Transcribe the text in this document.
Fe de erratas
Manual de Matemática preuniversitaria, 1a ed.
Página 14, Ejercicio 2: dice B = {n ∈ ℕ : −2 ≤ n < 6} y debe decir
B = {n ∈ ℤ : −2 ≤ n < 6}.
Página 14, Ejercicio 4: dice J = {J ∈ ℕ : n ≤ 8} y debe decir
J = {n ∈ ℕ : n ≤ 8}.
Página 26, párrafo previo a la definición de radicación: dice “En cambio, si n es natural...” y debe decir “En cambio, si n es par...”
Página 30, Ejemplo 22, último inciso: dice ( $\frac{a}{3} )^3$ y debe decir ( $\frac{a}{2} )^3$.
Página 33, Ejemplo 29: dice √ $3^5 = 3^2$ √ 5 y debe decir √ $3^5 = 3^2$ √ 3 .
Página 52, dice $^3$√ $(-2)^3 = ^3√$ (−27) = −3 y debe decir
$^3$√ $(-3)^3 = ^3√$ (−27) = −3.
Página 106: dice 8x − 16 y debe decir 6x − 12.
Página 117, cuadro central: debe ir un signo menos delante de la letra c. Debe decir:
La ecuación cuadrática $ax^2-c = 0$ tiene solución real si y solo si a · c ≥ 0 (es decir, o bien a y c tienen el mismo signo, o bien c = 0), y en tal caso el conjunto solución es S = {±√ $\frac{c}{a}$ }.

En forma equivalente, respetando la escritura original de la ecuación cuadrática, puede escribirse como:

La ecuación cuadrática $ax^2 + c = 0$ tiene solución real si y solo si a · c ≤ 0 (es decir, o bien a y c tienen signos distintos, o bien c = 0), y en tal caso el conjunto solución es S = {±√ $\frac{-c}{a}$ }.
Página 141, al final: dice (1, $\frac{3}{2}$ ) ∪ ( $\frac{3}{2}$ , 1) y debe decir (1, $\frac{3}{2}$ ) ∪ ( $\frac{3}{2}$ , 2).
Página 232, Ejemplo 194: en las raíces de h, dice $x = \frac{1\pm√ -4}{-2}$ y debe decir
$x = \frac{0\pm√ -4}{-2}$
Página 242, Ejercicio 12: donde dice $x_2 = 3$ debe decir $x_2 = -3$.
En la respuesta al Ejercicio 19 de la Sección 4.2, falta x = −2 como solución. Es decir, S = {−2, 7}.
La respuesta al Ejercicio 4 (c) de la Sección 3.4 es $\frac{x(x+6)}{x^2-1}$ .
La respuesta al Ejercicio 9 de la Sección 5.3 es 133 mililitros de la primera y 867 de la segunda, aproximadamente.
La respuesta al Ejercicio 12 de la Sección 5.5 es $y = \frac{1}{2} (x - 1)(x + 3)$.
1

## Request
Look through the material and copy each line that has "Ejemplo".

## Output for this task
Página 30, Ejemplo 22, último inciso: dice ( $\frac{a}{3} )^3$ y debe decir ( $\frac{a}{2} )^3$.
Página 33, Ejemplo 29: dice √ $3^5 = 3^2$ √ 5 y debe decir √ $3^5 = 3^2$ √ 3 .
Página 232, Ejemplo 194: en las raíces de h, dice $x = \frac{1\pm√ -4}{-2}$ y debe decir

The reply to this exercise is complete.